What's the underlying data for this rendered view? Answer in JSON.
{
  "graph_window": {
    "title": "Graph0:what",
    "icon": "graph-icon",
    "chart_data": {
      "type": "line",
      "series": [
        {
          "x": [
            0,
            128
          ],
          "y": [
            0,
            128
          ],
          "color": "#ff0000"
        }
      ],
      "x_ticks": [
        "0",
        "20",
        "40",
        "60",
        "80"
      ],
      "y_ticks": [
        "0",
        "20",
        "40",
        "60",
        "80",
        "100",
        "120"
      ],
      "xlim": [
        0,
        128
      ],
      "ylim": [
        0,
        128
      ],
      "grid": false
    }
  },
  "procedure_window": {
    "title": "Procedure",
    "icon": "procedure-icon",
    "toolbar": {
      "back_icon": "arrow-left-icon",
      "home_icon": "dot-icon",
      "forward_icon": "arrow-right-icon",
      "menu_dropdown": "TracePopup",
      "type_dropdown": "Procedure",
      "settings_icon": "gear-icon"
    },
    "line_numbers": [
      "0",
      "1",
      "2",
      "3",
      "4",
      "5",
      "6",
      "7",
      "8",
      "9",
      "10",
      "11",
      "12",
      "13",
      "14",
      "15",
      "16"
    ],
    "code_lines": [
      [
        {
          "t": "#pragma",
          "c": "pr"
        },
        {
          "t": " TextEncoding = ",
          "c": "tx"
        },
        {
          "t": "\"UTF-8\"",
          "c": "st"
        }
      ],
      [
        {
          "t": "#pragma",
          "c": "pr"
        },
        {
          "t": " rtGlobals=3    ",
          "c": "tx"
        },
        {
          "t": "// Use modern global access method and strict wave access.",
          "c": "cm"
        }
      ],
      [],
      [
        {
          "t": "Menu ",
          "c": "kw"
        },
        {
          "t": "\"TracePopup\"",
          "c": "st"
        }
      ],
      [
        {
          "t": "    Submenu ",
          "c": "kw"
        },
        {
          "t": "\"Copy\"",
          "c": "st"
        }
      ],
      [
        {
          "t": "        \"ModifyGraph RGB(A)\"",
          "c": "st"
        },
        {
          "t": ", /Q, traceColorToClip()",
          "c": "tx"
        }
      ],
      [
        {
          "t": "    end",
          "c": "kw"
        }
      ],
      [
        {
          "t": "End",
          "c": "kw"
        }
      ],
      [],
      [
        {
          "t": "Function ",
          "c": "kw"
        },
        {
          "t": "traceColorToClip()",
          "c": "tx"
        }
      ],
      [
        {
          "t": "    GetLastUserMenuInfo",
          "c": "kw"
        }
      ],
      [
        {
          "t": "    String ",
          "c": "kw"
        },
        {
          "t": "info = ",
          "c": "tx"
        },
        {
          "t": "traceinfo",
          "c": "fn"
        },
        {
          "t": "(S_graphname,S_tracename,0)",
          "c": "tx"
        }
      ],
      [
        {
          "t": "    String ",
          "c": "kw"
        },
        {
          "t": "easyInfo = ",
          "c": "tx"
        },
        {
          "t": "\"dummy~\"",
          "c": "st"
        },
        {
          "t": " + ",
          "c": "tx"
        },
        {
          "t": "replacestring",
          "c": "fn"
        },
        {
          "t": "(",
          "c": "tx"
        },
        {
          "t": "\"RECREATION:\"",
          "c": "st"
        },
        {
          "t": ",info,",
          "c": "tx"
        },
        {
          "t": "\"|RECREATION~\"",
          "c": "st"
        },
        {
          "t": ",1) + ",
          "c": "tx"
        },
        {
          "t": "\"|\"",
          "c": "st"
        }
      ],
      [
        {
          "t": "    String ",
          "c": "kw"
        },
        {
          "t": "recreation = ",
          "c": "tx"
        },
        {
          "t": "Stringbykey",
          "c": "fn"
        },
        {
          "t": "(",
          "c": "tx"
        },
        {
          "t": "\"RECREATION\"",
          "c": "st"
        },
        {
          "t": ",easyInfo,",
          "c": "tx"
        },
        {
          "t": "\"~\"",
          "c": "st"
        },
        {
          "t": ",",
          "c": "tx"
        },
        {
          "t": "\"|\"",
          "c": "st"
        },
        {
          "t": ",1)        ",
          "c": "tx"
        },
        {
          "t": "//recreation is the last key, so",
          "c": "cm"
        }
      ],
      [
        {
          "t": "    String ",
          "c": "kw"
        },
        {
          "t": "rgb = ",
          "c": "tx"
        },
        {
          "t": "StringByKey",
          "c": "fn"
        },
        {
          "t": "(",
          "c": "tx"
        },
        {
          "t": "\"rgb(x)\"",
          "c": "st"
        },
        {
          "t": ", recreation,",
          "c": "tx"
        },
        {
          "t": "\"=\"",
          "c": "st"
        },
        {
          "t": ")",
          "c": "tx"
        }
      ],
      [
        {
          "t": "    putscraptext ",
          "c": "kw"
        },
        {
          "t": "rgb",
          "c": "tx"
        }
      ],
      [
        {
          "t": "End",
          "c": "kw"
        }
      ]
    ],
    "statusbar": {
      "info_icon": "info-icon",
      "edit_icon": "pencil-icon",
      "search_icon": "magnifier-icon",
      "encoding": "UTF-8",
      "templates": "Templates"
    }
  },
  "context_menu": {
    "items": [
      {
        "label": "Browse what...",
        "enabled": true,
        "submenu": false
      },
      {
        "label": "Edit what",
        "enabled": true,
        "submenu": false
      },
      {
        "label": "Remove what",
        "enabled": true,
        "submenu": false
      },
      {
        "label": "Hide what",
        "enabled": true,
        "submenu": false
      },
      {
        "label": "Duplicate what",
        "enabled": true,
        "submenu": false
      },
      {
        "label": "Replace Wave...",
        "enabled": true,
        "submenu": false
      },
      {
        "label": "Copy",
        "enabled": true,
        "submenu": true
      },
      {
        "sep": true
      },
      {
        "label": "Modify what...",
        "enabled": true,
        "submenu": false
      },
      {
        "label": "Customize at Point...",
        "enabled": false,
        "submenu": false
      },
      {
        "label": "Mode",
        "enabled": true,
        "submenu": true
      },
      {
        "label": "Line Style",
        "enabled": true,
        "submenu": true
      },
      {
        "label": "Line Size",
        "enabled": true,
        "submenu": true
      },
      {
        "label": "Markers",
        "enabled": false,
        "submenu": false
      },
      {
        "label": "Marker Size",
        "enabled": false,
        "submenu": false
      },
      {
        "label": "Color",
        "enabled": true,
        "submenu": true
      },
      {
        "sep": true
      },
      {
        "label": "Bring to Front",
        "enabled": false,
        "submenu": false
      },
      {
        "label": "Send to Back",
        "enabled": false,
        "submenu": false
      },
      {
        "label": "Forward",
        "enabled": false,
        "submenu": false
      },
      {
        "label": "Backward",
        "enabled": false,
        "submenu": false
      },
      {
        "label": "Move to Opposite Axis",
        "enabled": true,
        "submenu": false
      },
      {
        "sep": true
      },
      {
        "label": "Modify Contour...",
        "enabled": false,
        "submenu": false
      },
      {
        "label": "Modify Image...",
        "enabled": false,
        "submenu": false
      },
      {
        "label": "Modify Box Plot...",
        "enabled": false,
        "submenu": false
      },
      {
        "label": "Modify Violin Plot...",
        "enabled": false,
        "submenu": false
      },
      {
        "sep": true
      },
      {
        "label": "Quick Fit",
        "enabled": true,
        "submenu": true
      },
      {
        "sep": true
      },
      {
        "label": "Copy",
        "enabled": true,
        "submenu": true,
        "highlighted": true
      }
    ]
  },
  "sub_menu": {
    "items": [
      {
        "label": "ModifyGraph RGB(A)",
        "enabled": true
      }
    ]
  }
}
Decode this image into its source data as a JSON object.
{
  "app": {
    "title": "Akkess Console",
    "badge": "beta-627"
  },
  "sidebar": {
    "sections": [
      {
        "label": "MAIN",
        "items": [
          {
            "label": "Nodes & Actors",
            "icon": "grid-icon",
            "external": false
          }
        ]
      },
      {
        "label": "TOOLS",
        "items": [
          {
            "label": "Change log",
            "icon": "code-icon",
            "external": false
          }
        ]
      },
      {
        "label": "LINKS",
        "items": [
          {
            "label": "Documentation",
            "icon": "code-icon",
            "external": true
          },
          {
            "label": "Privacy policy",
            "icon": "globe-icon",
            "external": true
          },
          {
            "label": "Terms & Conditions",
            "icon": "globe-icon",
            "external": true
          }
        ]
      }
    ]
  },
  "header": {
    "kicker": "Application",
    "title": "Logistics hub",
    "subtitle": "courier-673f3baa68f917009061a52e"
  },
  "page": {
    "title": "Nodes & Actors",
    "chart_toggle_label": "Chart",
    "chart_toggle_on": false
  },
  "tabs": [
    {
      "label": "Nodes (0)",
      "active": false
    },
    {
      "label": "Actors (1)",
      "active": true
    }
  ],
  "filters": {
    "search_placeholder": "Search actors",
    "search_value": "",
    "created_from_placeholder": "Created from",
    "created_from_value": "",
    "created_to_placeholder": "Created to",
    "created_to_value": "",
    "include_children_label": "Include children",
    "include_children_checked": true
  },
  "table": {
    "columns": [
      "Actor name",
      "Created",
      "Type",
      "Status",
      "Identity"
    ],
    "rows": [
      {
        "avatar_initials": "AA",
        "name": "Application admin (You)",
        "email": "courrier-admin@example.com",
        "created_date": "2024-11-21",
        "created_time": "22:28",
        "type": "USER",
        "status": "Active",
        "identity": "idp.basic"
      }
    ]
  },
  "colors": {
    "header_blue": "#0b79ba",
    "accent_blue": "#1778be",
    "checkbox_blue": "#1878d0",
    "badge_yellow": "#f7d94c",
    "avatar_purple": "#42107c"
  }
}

- - -

#### Stated problem:
Your answer should be a single number: the count of lines in the listing that contain the word "Plot".

#### The solution:
2